◆ **Written instruction**:
Pictures should be excluded; otherwise, copy every entry exactly.

----------------------------------------

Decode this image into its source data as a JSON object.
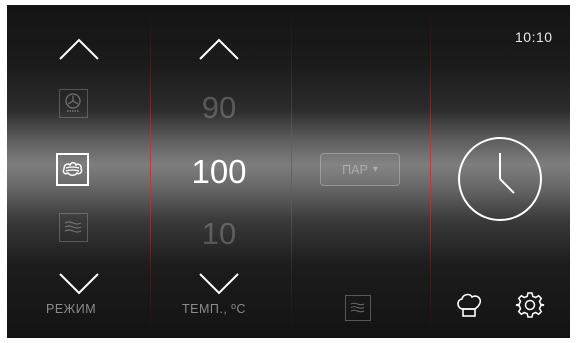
{
  "status": {
    "time": "10:10"
  },
  "mode_column": {
    "label": "РЕЖИМ",
    "modes": [
      {
        "icon": "fan-mode-icon",
        "state": "dim"
      },
      {
        "icon": "steam-mode-icon",
        "state": "selected"
      },
      {
        "icon": "grill-mode-icon",
        "state": "dim"
      }
    ]
  },
  "temperature_column": {
    "label": "ТЕМП., ºC",
    "prev_value": "90",
    "current_value": "100",
    "next_value": "10"
  },
  "steam_column": {
    "button_label": "ПАР",
    "button_arrow": "▾"
  },
  "timer_column": {
    "icon": "clock-icon"
  },
  "bottom_bar": {
    "icons": [
      "steam-level-icon",
      "chef-hat-icon",
      "gear-icon"
    ]
  },
  "colors": {
    "divider": "#c83232",
    "text_active": "#ffffff",
    "text_dim": "#5a5a5a"
  }
}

----------------------------------------

◆ **Final result**:
Decode this image into its source data as a JSON object.
{
  "status": {
    "time": "10:10"
  },
  "mode_column": {
    "label": "РЕЖИМ",
    "modes": [
      {
        "icon": "fan-mode-icon",
        "state": "dim"
      },
      {
        "icon": "steam-mode-icon",
        "state": "selected"
      },
      {
        "icon": "grill-mode-icon",
        "state": "dim"
      }
    ]
  },
  "temperature_column": {
    "label": "ТЕМП., ºC",
    "prev_value": "90",
    "current_value": "100",
    "next_value": "10"
  },
  "steam_column": {
    "button_label": "ПАР",
    "button_arrow": "▾"
  },
  "timer_column": {
    "icon": "clock-icon"
  },
  "bottom_bar": {
    "icons": [
      "steam-level-icon",
      "chef-hat-icon",
      "gear-icon"
    ]
  },
  "colors": {
    "divider": "#c83232",
    "text_active": "#ffffff",
    "text_dim": "#5a5a5a"
  }
}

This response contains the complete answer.